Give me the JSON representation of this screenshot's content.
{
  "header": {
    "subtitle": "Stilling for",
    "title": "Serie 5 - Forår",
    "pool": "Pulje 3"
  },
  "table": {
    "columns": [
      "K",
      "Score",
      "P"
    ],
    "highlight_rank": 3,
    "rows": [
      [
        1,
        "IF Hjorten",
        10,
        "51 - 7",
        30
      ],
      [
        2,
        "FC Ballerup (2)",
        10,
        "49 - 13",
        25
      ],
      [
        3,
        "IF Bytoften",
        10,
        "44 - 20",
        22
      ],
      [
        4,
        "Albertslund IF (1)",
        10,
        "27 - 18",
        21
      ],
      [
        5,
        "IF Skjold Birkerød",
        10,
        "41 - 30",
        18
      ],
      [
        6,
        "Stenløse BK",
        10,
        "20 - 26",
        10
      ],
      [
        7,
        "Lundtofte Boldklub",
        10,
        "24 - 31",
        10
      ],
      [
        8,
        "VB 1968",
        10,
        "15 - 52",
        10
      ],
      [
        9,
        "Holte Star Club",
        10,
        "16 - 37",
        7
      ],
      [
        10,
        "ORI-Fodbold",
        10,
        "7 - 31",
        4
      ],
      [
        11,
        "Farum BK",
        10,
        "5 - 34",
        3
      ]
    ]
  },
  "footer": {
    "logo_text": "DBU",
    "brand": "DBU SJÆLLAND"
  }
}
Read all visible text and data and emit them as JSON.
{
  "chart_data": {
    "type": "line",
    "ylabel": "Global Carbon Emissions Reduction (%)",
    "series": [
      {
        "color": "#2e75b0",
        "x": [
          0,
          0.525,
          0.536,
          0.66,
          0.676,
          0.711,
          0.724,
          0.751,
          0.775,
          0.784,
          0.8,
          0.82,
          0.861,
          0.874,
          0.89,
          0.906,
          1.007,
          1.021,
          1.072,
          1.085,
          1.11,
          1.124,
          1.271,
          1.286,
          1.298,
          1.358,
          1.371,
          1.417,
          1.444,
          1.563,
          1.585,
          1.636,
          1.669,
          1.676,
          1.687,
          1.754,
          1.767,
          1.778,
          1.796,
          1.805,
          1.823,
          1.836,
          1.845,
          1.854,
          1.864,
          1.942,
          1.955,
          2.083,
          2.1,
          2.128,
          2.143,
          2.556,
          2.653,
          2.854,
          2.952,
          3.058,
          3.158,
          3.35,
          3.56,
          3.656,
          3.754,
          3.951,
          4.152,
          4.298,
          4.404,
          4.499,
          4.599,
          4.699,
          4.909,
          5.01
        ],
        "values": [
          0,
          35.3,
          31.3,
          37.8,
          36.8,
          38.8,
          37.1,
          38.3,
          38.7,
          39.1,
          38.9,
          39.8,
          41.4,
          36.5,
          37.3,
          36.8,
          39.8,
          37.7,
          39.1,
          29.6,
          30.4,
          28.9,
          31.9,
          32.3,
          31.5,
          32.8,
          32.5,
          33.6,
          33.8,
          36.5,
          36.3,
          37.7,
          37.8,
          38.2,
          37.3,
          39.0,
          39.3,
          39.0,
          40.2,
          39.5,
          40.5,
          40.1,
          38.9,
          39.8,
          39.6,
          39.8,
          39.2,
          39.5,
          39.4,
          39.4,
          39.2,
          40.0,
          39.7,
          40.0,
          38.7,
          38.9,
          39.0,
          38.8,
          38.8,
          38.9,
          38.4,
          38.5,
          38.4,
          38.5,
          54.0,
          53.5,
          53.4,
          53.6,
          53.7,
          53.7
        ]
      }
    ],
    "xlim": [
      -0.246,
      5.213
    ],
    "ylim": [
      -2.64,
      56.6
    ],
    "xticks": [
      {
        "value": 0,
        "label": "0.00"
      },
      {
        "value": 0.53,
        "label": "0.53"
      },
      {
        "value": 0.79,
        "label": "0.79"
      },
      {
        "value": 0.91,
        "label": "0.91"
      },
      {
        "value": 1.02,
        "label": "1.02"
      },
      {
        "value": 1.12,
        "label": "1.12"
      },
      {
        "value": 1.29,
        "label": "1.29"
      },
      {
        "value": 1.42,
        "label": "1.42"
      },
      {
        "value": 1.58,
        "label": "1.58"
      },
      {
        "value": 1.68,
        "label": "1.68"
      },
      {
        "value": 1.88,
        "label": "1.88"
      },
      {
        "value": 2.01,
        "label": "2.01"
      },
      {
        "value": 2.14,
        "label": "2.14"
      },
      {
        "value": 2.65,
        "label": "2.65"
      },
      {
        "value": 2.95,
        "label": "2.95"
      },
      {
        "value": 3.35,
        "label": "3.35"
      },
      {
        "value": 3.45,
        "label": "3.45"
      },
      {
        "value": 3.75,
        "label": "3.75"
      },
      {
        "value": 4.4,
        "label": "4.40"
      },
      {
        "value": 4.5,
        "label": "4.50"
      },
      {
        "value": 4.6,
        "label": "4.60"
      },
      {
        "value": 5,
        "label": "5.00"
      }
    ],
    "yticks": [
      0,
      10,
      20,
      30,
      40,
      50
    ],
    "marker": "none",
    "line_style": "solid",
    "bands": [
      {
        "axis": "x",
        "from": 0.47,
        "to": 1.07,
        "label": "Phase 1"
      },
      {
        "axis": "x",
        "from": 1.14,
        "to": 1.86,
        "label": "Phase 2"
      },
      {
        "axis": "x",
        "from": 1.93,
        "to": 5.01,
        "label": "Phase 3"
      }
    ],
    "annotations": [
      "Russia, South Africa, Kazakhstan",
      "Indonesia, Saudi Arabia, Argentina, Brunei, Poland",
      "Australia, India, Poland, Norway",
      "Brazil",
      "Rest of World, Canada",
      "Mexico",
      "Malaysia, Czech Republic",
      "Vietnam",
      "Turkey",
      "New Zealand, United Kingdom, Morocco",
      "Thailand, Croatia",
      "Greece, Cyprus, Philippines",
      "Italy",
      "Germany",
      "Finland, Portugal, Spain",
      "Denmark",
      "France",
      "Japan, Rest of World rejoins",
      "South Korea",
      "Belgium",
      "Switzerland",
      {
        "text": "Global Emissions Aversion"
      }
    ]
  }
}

──────

Retype all the material above precisely, with no line left out.

Give me the JSON representation of this screenshot's content.
{
  "header": {
    "subtitle": "Stilling for",
    "title": "Serie 5 - Forår",
    "pool": "Pulje 3"
  },
  "table": {
    "columns": [
      "K",
      "Score",
      "P"
    ],
    "highlight_rank": 3,
    "rows": [
      [
        1,
        "IF Hjorten",
        10,
        "51 - 7",
        30
      ],
      [
        2,
        "FC Ballerup (2)",
        10,
        "49 - 13",
        25
      ],
      [
        3,
        "IF Bytoften",
        10,
        "44 - 20",
        22
      ],
      [
        4,
        "Albertslund IF (1)",
        10,
        "27 - 18",
        21
      ],
      [
        5,
        "IF Skjold Birkerød",
        10,
        "41 - 30",
        18
      ],
      [
        6,
        "Stenløse BK",
        10,
        "20 - 26",
        10
      ],
      [
        7,
        "Lundtofte Boldklub",
        10,
        "24 - 31",
        10
      ],
      [
        8,
        "VB 1968",
        10,
        "15 - 52",
        10
      ],
      [
        9,
        "Holte Star Club",
        10,
        "16 - 37",
        7
      ],
      [
        10,
        "ORI-Fodbold",
        10,
        "7 - 31",
        4
      ],
      [
        11,
        "Farum BK",
        10,
        "5 - 34",
        3
      ]
    ]
  },
  "footer": {
    "logo_text": "DBU",
    "brand": "DBU SJÆLLAND"
  }
}
Read all visible text and data and emit them as JSON.
{
  "chart_data": {
    "type": "line",
    "ylabel": "Global Carbon Emissions Reduction (%)",
    "series": [
      {
        "color": "#2e75b0",
        "x": [
          0,
          0.525,
          0.536,
          0.66,
          0.676,
          0.711,
          0.724,
          0.751,
          0.775,
          0.784,
          0.8,
          0.82,
          0.861,
          0.874,
          0.89,
          0.906,
          1.007,
          1.021,
          1.072,
          1.085,
          1.11,
          1.124,
          1.271,
          1.286,
          1.298,
          1.358,
          1.371,
          1.417,
          1.444,
          1.563,
          1.585,
          1.636,
          1.669,
          1.676,
          1.687,
          1.754,
          1.767,
          1.778,
          1.796,
          1.805,
          1.823,
          1.836,
          1.845,
          1.854,
          1.864,
          1.942,
          1.955,
          2.083,
          2.1,
          2.128,
          2.143,
          2.556,
          2.653,
          2.854,
          2.952,
          3.058,
          3.158,
          3.35,
          3.56,
          3.656,
          3.754,
          3.951,
          4.152,
          4.298,
          4.404,
          4.499,
          4.599,
          4.699,
          4.909,
          5.01
        ],
        "values": [
          0,
          35.3,
          31.3,
          37.8,
          36.8,
          38.8,
          37.1,
          38.3,
          38.7,
          39.1,
          38.9,
          39.8,
          41.4,
          36.5,
          37.3,
          36.8,
          39.8,
          37.7,
          39.1,
          29.6,
          30.4,
          28.9,
          31.9,
          32.3,
          31.5,
          32.8,
          32.5,
          33.6,
          33.8,
          36.5,
          36.3,
          37.7,
          37.8,
          38.2,
          37.3,
          39.0,
          39.3,
          39.0,
          40.2,
          39.5,
          40.5,
          40.1,
          38.9,
          39.8,
          39.6,
          39.8,
          39.2,
          39.5,
          39.4,
          39.4,
          39.2,
          40.0,
          39.7,
          40.0,
          38.7,
          38.9,
          39.0,
          38.8,
          38.8,
          38.9,
          38.4,
          38.5,
          38.4,
          38.5,
          54.0,
          53.5,
          53.4,
          53.6,
          53.7,
          53.7
        ]
      }
    ],
    "xlim": [
      -0.246,
      5.213
    ],
    "ylim": [
      -2.64,
      56.6
    ],
    "xticks": [
      {
        "value": 0,
        "label": "0.00"
      },
      {
        "value": 0.53,
        "label": "0.53"
      },
      {
        "value": 0.79,
        "label": "0.79"
      },
      {
        "value": 0.91,
        "label": "0.91"
      },
      {
        "value": 1.02,
        "label": "1.02"
      },
      {
        "value": 1.12,
        "label": "1.12"
      },
      {
        "value": 1.29,
        "label": "1.29"
      },
      {
        "value": 1.42,
        "label": "1.42"
      },
      {
        "value": 1.58,
        "label": "1.58"
      },
      {
        "value": 1.68,
        "label": "1.68"
      },
      {
        "value": 1.88,
        "label": "1.88"
      },
      {
        "value": 2.01,
        "label": "2.01"
      },
      {
        "value": 2.14,
        "label": "2.14"
      },
      {
        "value": 2.65,
        "label": "2.65"
      },
      {
        "value": 2.95,
        "label": "2.95"
      },
      {
        "value": 3.35,
        "label": "3.35"
      },
      {
        "value": 3.45,
        "label": "3.45"
      },
      {
        "value": 3.75,
        "label": "3.75"
      },
      {
        "value": 4.4,
        "label": "4.40"
      },
      {
        "value": 4.5,
        "label": "4.50"
      },
      {
        "value": 4.6,
        "label": "4.60"
      },
      {
        "value": 5,
        "label": "5.00"
      }
    ],
    "yticks": [
      0,
      10,
      20,
      30,
      40,
      50
    ],
    "marker": "none",
    "line_style": "solid",
    "bands": [
      {
        "axis": "x",
        "from": 0.47,
        "to": 1.07,
        "label": "Phase 1"
      },
      {
        "axis": "x",
        "from": 1.14,
        "to": 1.86,
        "label": "Phase 2"
      },
      {
        "axis": "x",
        "from": 1.93,
        "to": 5.01,
        "label": "Phase 3"
      }
    ],
    "annotations": [
      "Russia, South Africa, Kazakhstan",
      "Indonesia, Saudi Arabia, Argentina, Brunei, Poland",
      "Australia, India, Poland, Norway",
      "Brazil",
      "Rest of World, Canada",
      "Mexico",
      "Malaysia, Czech Republic",
      "Vietnam",
      "Turkey",
      "New Zealand, United Kingdom, Morocco",
      "Thailand, Croatia",
      "Greece, Cyprus, Philippines",
      "Italy",
      "Germany",
      "Finland, Portugal, Spain",
      "Denmark",
      "France",
      "Japan, Rest of World rejoins",
      "South Korea",
      "Belgium",
      "Switzerland",
      {
        "text": "Global Emissions Aversion"
      }
    ]
  }
}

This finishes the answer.